* _Task statement_
Identify each line holding the string "hříchů" and copy it.

────────

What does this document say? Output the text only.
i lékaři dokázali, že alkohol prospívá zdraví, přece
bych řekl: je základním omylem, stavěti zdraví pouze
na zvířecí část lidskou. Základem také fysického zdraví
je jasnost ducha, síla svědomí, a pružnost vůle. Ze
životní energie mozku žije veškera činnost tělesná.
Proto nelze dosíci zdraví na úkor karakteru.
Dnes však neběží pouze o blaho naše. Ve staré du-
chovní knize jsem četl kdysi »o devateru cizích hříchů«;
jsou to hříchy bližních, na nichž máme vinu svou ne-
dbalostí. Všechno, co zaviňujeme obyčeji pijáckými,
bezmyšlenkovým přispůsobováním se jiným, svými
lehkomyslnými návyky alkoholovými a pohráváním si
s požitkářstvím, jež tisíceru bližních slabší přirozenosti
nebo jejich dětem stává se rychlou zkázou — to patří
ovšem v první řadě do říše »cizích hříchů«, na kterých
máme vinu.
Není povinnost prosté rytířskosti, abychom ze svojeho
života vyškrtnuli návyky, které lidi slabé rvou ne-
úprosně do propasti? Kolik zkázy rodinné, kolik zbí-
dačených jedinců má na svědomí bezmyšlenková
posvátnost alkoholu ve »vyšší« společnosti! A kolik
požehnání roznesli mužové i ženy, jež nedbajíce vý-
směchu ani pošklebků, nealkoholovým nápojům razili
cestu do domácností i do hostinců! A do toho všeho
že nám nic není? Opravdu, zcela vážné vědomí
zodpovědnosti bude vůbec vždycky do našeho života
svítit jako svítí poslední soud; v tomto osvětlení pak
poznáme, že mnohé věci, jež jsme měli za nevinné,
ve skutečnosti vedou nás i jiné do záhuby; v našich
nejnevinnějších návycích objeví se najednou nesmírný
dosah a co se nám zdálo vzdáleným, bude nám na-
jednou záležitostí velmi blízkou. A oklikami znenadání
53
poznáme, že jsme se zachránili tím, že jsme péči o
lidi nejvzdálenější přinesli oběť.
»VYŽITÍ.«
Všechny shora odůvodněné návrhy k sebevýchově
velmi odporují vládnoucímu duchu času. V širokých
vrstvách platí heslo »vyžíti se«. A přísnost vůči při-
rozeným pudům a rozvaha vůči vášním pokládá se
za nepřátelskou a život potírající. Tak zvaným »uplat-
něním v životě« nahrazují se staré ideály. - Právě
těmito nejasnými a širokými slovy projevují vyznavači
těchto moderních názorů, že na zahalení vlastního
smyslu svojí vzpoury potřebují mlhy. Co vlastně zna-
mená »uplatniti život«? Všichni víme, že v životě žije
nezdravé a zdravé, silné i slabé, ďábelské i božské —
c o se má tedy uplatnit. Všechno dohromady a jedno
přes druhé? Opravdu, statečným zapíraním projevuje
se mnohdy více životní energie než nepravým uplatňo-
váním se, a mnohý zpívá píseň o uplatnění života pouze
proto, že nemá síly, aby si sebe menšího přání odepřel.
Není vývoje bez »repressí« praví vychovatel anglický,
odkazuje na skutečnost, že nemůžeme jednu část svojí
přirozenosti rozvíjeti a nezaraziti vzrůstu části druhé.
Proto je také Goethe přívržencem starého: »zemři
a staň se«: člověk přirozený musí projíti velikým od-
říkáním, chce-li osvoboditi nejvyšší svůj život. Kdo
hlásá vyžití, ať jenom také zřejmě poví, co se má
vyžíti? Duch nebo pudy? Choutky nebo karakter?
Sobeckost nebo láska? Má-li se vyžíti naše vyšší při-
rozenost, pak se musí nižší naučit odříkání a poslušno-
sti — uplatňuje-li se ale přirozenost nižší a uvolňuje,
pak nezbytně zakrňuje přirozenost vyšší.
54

────────

* _Problem solution_
chovní knize jsem četl kdysi »o devateru cizích hříchů«;
ovšem v první řadě do říše »cizích hříchů«, na kterých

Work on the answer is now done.